**Annotated element listings:**
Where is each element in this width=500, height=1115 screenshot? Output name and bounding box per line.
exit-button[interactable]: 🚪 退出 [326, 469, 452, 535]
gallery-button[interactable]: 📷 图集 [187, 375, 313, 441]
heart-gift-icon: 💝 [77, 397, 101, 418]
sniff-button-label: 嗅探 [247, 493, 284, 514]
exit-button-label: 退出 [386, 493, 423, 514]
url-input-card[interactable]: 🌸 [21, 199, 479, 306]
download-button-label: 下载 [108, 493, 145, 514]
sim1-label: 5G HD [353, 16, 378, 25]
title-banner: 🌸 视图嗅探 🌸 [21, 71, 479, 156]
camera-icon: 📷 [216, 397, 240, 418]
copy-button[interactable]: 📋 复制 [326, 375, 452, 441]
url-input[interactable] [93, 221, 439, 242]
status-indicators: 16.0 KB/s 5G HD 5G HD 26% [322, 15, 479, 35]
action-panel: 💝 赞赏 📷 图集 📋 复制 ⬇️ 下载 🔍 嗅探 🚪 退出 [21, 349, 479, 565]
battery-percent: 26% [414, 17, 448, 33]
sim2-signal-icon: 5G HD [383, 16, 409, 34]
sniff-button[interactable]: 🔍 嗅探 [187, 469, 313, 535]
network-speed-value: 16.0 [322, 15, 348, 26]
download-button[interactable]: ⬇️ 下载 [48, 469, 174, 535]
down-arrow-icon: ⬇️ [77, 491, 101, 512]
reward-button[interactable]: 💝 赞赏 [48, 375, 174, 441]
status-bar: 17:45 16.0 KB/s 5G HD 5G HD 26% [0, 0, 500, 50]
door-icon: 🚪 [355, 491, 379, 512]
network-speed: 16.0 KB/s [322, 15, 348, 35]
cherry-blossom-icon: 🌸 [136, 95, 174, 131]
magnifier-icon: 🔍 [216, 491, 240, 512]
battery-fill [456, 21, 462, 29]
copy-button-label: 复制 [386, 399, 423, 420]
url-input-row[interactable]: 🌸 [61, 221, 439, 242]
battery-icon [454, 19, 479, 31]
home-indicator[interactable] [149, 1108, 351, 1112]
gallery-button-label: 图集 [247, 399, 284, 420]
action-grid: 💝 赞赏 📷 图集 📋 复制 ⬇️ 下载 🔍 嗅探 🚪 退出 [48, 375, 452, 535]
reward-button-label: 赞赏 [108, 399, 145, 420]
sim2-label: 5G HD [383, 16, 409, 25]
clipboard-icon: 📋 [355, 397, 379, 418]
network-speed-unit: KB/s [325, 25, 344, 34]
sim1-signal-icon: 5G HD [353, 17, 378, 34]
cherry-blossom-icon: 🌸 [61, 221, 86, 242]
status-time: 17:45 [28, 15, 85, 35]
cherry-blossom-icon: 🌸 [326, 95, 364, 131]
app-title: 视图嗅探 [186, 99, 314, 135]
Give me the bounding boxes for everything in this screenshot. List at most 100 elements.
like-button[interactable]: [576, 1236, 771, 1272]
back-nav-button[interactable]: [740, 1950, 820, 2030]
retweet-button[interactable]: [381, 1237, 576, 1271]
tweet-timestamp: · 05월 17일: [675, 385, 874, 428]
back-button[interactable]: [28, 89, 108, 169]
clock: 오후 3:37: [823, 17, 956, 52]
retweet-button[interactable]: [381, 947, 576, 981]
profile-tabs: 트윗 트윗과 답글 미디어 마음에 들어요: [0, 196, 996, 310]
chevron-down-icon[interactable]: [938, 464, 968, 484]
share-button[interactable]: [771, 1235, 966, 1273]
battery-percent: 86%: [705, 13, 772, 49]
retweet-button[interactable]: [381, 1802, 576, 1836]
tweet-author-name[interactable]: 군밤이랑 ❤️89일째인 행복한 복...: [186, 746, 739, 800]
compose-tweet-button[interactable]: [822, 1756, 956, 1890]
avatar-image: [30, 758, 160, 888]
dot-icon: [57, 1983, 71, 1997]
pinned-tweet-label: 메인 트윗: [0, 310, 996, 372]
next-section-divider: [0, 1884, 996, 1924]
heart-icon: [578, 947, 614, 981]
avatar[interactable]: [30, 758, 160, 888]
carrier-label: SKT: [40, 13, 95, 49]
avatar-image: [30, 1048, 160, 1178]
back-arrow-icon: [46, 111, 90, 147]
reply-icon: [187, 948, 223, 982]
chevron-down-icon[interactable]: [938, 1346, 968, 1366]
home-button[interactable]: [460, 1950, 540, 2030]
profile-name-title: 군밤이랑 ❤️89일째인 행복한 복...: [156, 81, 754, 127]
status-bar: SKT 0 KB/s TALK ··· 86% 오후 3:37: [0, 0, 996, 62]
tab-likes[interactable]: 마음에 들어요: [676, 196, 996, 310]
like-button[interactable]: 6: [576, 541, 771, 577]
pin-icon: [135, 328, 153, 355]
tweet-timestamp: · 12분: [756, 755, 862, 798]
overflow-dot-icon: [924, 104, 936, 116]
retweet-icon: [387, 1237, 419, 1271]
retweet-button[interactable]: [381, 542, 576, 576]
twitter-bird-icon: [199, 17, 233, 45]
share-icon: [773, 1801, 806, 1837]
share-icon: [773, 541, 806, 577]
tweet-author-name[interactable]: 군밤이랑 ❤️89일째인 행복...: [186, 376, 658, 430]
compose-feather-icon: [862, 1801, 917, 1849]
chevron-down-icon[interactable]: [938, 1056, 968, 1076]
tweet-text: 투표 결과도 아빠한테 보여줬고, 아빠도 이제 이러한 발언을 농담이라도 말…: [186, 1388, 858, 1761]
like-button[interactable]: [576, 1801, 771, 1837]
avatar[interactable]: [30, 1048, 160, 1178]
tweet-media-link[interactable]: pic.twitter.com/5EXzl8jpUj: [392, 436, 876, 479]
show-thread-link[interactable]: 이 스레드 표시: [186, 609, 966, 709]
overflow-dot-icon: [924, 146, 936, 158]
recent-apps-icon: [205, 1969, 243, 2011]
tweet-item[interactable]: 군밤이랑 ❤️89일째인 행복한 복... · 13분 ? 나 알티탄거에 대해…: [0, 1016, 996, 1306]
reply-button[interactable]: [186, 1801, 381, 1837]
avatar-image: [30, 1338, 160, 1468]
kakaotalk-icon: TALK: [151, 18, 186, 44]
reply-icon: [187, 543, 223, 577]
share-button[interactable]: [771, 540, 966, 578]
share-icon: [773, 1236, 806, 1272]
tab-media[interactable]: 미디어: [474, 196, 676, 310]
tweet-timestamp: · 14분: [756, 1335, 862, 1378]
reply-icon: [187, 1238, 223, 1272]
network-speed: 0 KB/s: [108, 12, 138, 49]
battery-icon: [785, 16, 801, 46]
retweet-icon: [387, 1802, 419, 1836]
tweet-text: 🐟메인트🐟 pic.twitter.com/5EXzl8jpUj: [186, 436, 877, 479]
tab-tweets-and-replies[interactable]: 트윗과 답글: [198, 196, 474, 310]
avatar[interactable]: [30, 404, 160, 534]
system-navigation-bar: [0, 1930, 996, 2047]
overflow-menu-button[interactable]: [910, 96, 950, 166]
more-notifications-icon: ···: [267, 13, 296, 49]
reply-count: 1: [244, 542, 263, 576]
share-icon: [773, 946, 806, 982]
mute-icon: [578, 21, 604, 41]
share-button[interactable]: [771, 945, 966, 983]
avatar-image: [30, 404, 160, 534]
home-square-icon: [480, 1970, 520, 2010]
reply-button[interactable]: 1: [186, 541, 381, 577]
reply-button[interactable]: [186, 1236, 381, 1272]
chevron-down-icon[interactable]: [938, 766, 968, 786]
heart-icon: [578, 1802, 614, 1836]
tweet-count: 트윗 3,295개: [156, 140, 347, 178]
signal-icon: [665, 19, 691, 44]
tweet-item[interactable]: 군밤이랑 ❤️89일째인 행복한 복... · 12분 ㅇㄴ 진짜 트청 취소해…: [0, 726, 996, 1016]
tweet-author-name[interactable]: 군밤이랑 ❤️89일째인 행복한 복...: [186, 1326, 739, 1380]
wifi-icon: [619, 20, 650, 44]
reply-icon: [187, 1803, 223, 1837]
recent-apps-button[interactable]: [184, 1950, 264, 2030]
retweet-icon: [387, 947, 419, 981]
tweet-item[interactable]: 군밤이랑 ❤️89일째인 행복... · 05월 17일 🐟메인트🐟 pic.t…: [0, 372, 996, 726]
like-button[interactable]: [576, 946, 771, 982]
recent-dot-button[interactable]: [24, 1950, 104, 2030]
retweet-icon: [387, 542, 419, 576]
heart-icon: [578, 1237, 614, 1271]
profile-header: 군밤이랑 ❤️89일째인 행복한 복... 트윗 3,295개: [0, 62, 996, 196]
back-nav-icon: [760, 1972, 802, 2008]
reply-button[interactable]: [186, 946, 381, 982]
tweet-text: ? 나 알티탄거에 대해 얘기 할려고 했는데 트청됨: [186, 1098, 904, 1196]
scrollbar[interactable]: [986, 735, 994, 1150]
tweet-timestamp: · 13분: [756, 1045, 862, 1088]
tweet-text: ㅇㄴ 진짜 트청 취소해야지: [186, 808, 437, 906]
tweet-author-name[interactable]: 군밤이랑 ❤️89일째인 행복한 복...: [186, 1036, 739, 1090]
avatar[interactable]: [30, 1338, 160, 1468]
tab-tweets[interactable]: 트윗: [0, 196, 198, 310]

**THE TASK:**
Reproduce the data verbatim from its first line through the line containing "retweet-button[interactable]: [381, 1237, 576, 1271]", including both of those lines.

**PROBLEM SOLUTION:**
Where is each element in this width=500, height=1115 screenshot? Output name and bounding box per line.
exit-button[interactable]: 🚪 退出 [326, 469, 452, 535]
gallery-button[interactable]: 📷 图集 [187, 375, 313, 441]
heart-gift-icon: 💝 [77, 397, 101, 418]
sniff-button-label: 嗅探 [247, 493, 284, 514]
exit-button-label: 退出 [386, 493, 423, 514]
url-input-card[interactable]: 🌸 [21, 199, 479, 306]
download-button-label: 下载 [108, 493, 145, 514]
sim1-label: 5G HD [353, 16, 378, 25]
title-banner: 🌸 视图嗅探 🌸 [21, 71, 479, 156]
camera-icon: 📷 [216, 397, 240, 418]
copy-button[interactable]: 📋 复制 [326, 375, 452, 441]
url-input[interactable] [93, 221, 439, 242]
status-indicators: 16.0 KB/s 5G HD 5G HD 26% [322, 15, 479, 35]
action-panel: 💝 赞赏 📷 图集 📋 复制 ⬇️ 下载 🔍 嗅探 🚪 退出 [21, 349, 479, 565]
battery-percent: 26% [414, 17, 448, 33]
sim2-signal-icon: 5G HD [383, 16, 409, 34]
sniff-button[interactable]: 🔍 嗅探 [187, 469, 313, 535]
network-speed-value: 16.0 [322, 15, 348, 26]
download-button[interactable]: ⬇️ 下载 [48, 469, 174, 535]
down-arrow-icon: ⬇️ [77, 491, 101, 512]
reward-button[interactable]: 💝 赞赏 [48, 375, 174, 441]
status-bar: 17:45 16.0 KB/s 5G HD 5G HD 26% [0, 0, 500, 50]
door-icon: 🚪 [355, 491, 379, 512]
network-speed: 16.0 KB/s [322, 15, 348, 35]
cherry-blossom-icon: 🌸 [136, 95, 174, 131]
magnifier-icon: 🔍 [216, 491, 240, 512]
battery-fill [456, 21, 462, 29]
copy-button-label: 复制 [386, 399, 423, 420]
url-input-row[interactable]: 🌸 [61, 221, 439, 242]
battery-icon [454, 19, 479, 31]
home-indicator[interactable] [149, 1108, 351, 1112]
gallery-button-label: 图集 [247, 399, 284, 420]
action-grid: 💝 赞赏 📷 图集 📋 复制 ⬇️ 下载 🔍 嗅探 🚪 退出 [48, 375, 452, 535]
reward-button-label: 赞赏 [108, 399, 145, 420]
sim2-label: 5G HD [383, 16, 409, 25]
clipboard-icon: 📋 [355, 397, 379, 418]
network-speed-unit: KB/s [325, 25, 344, 34]
sim1-signal-icon: 5G HD [353, 17, 378, 34]
cherry-blossom-icon: 🌸 [61, 221, 86, 242]
status-time: 17:45 [28, 15, 85, 35]
cherry-blossom-icon: 🌸 [326, 95, 364, 131]
app-title: 视图嗅探 [186, 99, 314, 135]
Give me the bounding boxes for everything in this screenshot. List at most 100 elements.
like-button[interactable]: [576, 1236, 771, 1272]
back-nav-button[interactable]: [740, 1950, 820, 2030]
retweet-button[interactable]: [381, 1237, 576, 1271]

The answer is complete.